◆ Work instructions
Copy all lines in which the word "Bisection" can be found.

***

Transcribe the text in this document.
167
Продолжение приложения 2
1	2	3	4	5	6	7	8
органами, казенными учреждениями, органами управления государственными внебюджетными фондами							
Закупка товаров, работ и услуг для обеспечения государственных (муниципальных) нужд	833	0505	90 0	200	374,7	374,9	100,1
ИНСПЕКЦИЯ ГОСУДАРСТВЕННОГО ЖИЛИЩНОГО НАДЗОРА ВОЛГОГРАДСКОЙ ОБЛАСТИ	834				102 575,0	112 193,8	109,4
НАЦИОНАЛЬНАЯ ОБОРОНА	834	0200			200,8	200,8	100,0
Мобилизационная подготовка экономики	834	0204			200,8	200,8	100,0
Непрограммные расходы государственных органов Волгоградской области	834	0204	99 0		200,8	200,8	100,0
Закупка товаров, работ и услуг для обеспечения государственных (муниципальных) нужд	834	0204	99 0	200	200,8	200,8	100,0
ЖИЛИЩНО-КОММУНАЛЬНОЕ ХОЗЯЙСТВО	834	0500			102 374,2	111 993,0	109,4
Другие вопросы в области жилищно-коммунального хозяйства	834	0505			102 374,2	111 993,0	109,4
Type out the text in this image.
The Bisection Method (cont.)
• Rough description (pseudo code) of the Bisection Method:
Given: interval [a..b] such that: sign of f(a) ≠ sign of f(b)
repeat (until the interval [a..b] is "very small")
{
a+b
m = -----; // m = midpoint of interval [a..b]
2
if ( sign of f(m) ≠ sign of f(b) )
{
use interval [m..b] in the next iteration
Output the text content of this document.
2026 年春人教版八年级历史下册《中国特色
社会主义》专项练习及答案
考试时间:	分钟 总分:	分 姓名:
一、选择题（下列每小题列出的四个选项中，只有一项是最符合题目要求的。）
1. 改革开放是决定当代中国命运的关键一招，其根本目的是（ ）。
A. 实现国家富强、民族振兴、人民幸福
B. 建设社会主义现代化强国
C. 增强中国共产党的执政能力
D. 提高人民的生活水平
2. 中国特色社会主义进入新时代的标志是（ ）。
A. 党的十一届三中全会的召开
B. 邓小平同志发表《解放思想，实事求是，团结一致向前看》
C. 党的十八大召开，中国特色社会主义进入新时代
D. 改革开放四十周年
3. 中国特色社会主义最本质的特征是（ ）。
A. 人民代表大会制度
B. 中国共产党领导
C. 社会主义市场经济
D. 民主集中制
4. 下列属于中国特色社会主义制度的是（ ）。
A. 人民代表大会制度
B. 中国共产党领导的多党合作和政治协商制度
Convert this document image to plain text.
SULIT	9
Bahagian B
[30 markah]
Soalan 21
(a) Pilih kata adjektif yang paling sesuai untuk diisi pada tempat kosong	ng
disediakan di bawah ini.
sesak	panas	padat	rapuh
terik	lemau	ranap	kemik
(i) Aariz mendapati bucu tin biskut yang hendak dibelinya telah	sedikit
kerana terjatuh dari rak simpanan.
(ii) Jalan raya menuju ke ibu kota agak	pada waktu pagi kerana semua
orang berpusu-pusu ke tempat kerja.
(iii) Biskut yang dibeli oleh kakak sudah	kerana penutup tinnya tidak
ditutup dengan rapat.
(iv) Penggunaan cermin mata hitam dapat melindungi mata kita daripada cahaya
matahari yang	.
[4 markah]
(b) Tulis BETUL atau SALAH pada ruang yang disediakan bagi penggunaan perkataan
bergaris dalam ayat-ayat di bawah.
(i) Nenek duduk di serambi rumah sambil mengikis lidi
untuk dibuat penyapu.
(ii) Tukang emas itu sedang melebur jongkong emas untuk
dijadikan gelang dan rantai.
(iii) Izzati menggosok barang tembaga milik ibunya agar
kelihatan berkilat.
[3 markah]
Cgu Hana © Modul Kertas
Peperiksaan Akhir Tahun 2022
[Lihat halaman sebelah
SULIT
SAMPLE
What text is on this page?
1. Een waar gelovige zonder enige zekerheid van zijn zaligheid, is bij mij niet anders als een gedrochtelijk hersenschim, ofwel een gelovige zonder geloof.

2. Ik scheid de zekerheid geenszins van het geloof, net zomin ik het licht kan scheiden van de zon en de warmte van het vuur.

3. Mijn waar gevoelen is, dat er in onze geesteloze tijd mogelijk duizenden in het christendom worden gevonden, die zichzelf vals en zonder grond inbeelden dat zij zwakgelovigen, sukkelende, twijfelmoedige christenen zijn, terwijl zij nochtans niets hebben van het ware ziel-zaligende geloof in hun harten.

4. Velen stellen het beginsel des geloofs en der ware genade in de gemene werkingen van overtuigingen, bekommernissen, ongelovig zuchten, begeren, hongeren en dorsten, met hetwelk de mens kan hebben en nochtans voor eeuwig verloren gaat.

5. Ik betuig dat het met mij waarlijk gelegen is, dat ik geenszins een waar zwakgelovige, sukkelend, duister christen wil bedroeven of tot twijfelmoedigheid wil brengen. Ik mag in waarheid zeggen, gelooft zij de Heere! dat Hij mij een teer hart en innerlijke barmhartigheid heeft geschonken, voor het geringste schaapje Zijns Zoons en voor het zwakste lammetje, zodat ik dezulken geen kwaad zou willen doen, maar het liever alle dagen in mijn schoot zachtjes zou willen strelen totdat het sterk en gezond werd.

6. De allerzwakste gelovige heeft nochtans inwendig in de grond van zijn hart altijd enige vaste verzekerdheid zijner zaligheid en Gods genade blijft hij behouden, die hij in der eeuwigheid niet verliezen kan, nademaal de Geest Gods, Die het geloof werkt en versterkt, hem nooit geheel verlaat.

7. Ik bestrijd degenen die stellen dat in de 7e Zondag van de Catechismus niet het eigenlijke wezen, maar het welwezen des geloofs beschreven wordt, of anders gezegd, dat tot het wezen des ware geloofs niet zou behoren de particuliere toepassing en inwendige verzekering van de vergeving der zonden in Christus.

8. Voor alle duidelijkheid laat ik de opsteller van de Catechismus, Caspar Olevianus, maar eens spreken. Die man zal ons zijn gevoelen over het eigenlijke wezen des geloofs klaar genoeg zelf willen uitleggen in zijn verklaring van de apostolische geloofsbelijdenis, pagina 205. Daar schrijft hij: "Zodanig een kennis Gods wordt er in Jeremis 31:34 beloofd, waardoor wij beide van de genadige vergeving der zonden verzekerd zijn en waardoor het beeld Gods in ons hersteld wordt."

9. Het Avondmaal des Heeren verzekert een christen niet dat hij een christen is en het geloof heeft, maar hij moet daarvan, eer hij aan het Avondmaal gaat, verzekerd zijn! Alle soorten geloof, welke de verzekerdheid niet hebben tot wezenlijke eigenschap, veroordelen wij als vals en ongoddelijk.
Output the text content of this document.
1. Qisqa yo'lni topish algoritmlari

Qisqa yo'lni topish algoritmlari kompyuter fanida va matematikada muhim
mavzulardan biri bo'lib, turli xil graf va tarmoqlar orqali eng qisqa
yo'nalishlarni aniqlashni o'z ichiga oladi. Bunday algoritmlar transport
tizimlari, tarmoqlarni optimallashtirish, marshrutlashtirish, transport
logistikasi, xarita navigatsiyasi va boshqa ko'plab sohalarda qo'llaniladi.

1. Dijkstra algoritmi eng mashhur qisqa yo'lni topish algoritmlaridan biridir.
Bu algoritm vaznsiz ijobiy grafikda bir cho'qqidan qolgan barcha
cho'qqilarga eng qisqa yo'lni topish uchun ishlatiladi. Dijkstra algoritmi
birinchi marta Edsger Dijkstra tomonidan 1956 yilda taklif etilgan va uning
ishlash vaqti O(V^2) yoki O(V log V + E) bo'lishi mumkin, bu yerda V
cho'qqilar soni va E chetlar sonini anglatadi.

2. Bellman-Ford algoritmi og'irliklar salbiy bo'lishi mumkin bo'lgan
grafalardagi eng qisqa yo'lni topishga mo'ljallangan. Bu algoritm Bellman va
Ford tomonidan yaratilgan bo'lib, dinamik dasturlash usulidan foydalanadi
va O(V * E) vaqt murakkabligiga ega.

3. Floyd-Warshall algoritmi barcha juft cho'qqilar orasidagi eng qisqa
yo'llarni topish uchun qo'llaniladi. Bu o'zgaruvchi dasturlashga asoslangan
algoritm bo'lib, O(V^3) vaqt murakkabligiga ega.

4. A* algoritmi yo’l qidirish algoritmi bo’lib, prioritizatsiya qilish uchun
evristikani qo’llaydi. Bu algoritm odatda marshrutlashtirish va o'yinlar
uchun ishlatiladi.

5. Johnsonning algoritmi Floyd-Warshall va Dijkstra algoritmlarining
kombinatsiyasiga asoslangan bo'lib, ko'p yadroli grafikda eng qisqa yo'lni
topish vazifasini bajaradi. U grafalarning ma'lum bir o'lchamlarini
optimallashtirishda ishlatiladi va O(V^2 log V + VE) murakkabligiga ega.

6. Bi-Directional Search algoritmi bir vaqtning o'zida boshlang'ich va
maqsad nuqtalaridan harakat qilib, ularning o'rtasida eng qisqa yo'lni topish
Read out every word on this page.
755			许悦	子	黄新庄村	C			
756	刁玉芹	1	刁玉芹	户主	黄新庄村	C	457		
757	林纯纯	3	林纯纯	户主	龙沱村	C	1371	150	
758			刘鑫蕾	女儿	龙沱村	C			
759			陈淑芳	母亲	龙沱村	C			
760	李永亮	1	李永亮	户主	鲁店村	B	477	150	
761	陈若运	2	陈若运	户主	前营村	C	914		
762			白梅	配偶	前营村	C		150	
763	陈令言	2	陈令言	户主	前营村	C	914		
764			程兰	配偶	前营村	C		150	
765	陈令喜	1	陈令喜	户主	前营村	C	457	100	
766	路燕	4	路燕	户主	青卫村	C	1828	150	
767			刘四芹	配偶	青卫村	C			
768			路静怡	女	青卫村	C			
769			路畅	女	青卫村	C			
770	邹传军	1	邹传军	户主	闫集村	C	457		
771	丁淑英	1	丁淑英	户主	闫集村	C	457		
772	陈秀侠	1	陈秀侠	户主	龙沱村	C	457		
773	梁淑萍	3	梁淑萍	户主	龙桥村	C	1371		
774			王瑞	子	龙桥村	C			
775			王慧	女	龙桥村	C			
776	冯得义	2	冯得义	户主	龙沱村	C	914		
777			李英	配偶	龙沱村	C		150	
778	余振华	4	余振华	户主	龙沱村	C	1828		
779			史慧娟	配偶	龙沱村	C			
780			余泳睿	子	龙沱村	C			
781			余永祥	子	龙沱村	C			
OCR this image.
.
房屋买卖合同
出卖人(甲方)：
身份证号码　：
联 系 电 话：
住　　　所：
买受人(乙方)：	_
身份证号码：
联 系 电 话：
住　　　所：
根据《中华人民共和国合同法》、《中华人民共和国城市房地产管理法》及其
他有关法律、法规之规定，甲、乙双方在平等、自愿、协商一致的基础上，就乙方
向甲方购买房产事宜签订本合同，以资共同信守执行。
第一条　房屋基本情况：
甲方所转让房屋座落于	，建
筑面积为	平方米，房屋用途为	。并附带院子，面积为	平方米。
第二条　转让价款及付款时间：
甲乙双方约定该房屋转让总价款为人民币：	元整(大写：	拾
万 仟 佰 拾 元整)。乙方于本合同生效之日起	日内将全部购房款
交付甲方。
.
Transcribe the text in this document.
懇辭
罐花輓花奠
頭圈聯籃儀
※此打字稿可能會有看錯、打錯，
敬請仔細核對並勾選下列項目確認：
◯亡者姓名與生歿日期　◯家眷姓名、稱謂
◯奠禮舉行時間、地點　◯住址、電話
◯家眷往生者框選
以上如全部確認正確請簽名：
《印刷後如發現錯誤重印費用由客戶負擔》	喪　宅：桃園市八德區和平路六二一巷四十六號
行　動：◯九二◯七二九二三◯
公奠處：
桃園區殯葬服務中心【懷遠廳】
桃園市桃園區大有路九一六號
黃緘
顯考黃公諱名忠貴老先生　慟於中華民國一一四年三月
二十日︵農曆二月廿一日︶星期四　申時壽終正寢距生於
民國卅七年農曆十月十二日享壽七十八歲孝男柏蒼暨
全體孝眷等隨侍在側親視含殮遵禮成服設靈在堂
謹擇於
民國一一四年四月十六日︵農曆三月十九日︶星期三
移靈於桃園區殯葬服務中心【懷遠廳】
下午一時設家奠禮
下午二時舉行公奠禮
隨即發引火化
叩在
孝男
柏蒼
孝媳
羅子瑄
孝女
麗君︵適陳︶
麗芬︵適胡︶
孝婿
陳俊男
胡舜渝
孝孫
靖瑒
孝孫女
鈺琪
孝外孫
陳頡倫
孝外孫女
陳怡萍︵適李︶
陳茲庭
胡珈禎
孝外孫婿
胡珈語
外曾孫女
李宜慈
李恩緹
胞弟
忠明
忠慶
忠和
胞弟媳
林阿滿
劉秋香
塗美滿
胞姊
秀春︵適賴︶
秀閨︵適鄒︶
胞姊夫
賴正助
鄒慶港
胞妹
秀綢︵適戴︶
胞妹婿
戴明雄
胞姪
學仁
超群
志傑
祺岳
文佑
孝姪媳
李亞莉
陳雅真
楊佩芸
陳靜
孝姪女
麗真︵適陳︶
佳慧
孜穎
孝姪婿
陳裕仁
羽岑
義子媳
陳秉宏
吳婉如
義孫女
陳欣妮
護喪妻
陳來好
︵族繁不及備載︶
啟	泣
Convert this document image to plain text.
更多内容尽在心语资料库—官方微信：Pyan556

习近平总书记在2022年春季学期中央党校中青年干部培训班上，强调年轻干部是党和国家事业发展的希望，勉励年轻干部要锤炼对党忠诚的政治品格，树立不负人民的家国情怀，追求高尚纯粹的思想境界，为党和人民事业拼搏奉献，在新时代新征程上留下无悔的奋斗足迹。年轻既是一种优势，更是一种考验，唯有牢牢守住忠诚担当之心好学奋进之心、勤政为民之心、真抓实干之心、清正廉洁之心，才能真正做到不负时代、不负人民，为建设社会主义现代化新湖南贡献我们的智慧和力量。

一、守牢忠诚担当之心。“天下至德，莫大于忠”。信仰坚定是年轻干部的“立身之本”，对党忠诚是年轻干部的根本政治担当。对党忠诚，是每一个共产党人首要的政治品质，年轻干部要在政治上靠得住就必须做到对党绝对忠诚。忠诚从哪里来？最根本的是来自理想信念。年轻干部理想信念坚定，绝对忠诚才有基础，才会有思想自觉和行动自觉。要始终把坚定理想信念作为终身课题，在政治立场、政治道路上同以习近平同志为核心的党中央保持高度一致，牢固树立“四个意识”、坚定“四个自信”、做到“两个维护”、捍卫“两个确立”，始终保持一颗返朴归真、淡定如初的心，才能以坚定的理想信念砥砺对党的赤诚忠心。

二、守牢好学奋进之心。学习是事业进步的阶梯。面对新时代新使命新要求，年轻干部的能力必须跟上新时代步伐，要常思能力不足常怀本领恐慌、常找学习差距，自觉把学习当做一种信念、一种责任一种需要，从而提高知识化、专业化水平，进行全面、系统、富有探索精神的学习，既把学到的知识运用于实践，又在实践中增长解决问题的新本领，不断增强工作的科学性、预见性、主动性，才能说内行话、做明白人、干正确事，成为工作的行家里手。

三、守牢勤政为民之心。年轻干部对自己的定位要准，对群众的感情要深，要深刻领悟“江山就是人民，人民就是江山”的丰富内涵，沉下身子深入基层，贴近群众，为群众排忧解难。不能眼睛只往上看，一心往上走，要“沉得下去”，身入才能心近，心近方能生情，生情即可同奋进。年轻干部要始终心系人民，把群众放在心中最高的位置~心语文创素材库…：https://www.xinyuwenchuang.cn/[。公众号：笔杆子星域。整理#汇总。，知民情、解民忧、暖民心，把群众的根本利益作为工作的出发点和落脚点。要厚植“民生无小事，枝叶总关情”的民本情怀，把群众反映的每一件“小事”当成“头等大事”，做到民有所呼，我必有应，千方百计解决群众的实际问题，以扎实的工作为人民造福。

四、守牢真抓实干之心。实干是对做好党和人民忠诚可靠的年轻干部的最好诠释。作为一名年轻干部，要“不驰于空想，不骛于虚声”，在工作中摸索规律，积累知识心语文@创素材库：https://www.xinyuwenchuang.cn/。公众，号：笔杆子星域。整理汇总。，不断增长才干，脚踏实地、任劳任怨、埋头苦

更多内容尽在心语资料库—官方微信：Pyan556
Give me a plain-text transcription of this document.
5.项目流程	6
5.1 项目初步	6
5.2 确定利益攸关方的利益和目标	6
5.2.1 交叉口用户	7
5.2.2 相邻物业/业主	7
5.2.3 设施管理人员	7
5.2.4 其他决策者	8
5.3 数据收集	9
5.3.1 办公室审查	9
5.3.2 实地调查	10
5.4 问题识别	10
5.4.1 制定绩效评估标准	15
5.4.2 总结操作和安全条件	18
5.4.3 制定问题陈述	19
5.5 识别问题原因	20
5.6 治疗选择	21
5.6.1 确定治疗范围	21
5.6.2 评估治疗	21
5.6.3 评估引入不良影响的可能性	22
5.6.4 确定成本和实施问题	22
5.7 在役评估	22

***

◆ Task answer
The Bisection Method (cont.)
• Rough description (pseudo code) of the Bisection Method:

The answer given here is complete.